(Request): Here are some records; copy every line that holds the word "Hybrid".

*** Records supplied

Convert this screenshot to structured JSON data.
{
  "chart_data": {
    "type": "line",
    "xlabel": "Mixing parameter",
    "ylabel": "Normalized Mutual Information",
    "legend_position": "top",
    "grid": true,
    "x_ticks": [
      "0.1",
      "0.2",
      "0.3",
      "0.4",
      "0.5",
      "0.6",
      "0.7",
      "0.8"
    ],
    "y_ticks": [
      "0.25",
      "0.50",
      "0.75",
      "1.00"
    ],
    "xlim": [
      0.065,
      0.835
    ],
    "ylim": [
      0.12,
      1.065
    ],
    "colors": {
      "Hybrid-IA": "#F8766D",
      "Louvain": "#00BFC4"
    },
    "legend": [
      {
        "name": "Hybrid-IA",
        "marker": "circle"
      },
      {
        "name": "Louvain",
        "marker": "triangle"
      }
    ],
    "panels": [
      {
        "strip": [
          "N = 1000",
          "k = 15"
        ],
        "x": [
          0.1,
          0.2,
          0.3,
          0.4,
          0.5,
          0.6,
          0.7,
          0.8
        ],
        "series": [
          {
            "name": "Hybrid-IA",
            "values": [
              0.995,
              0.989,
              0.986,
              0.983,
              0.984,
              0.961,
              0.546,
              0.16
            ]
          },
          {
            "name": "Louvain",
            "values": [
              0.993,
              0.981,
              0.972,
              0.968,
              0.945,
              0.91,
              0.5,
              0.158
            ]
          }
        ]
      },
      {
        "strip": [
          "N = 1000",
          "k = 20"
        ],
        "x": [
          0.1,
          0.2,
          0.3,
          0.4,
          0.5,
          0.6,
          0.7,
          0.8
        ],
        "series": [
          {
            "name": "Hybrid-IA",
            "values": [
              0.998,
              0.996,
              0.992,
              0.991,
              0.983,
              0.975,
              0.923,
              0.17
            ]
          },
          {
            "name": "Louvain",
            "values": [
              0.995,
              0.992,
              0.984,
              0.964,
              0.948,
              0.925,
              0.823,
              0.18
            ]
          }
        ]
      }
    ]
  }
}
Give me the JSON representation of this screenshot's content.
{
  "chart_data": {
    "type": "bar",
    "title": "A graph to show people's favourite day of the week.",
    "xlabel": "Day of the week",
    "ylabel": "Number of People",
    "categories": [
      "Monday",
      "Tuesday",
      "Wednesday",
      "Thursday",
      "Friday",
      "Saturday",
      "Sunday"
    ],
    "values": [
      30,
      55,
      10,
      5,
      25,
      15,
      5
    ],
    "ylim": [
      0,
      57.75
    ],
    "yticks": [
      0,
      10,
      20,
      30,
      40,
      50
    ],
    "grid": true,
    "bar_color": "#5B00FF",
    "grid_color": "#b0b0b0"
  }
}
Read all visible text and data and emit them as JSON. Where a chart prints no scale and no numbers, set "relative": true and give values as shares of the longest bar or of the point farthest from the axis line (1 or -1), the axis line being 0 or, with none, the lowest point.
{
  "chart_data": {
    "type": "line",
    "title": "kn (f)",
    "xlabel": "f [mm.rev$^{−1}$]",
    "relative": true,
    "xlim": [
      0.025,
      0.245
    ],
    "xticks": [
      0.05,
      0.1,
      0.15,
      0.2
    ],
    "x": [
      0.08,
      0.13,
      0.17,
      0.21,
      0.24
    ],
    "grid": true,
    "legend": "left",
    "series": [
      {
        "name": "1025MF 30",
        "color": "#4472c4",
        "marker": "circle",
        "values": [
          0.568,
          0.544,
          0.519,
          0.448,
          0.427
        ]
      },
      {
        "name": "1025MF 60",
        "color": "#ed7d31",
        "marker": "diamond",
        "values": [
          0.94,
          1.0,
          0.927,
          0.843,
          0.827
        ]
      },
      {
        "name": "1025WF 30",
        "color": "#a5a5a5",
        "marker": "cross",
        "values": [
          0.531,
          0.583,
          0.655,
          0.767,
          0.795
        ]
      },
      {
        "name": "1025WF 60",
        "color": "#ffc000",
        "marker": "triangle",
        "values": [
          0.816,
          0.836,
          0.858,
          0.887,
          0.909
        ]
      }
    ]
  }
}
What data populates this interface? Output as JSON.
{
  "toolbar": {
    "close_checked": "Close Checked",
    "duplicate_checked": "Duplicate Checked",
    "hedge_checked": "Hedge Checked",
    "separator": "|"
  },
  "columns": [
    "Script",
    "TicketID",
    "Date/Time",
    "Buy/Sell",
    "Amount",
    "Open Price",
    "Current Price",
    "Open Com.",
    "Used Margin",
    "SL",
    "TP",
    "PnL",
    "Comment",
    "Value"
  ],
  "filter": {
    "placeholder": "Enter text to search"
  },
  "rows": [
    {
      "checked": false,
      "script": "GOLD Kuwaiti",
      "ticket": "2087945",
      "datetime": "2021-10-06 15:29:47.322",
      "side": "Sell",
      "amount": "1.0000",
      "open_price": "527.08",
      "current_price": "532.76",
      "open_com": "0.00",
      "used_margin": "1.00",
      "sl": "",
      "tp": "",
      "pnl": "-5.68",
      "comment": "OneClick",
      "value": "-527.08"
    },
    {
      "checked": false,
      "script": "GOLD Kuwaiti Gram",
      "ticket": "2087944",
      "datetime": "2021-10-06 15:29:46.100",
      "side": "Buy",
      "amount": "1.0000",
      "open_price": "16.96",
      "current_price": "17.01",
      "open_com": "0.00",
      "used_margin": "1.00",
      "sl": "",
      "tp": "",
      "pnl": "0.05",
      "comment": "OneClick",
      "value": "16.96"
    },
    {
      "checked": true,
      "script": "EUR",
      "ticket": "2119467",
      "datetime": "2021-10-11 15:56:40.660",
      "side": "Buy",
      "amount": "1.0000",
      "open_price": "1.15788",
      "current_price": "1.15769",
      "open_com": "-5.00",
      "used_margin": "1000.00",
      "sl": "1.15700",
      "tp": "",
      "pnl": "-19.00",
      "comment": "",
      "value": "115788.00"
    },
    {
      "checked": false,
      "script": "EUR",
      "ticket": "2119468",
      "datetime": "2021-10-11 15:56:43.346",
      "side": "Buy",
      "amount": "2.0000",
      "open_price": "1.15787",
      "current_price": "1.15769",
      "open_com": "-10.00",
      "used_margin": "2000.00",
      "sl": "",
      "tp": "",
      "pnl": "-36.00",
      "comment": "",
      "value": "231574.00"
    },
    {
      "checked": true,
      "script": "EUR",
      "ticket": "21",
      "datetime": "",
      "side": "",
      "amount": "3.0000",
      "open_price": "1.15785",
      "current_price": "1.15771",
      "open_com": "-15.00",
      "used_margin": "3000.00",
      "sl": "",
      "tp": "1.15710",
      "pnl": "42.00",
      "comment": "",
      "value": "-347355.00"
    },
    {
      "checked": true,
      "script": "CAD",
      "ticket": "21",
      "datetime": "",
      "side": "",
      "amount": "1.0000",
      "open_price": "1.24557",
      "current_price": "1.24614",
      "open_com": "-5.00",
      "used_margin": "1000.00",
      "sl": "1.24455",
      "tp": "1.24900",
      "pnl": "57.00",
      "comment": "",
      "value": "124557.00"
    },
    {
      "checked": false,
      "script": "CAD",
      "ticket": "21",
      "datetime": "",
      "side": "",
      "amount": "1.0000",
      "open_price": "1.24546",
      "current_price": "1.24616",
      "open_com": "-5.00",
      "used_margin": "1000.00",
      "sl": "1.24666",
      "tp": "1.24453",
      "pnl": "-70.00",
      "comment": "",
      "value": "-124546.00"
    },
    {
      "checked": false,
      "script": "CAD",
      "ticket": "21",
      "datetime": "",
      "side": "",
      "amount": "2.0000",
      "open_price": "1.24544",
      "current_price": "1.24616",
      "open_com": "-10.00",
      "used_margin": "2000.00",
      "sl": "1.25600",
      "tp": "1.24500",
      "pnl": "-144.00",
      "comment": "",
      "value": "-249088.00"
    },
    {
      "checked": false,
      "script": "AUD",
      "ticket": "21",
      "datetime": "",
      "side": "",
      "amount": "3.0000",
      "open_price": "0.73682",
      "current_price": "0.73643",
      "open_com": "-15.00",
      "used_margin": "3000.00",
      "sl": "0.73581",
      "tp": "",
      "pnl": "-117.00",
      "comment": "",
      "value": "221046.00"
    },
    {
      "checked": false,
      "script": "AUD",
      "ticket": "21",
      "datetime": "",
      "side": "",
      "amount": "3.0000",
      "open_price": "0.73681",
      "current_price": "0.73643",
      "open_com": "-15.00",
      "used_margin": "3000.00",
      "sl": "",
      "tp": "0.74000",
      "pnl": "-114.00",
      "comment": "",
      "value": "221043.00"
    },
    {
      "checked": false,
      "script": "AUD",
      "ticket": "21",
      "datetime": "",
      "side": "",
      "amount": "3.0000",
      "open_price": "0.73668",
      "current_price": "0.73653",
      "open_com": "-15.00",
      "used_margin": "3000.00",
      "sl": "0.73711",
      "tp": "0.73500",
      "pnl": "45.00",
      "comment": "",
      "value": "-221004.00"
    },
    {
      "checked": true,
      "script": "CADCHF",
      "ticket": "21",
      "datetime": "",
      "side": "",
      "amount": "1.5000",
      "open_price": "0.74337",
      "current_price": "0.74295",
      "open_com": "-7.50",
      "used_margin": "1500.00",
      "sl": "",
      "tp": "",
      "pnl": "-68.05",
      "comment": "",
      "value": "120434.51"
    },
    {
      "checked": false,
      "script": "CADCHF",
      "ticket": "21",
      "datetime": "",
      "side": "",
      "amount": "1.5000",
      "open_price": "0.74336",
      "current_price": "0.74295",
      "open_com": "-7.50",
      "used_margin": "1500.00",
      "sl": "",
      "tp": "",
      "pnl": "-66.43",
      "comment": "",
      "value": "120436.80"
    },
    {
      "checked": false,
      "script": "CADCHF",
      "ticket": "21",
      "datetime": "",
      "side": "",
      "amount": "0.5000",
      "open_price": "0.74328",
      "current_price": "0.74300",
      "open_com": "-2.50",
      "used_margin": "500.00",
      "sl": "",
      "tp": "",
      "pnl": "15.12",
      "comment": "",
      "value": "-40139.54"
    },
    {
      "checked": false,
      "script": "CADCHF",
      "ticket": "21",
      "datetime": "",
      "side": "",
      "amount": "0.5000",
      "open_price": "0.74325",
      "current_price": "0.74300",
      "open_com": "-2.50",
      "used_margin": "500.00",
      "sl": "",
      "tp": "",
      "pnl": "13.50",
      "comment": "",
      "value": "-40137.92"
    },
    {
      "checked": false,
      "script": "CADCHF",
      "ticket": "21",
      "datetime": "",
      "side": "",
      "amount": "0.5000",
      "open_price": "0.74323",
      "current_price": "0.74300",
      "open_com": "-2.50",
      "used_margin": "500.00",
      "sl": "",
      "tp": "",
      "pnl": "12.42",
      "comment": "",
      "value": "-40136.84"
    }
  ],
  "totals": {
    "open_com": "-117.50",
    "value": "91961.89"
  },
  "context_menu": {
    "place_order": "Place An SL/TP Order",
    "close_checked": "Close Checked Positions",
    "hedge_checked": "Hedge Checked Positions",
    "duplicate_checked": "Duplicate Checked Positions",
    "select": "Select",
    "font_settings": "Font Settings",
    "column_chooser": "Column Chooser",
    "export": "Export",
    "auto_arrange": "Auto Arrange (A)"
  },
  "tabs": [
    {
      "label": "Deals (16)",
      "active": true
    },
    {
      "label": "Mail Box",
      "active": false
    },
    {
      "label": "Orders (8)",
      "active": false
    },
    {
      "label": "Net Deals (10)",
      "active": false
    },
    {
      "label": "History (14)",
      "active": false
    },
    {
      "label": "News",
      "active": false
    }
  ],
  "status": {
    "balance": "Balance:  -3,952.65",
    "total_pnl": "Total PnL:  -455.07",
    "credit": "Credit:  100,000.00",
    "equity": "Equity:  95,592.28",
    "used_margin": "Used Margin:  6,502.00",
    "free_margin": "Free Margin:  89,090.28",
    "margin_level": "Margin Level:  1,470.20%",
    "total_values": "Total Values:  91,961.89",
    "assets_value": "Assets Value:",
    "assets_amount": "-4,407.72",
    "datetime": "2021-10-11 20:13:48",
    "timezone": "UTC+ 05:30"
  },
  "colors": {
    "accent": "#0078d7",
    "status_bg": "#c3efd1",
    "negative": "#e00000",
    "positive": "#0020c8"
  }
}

******

(Answer):
      "Hybrid-IA": "#F8766D",
        "name": "Hybrid-IA",
            "name": "Hybrid-IA",
            "name": "Hybrid-IA",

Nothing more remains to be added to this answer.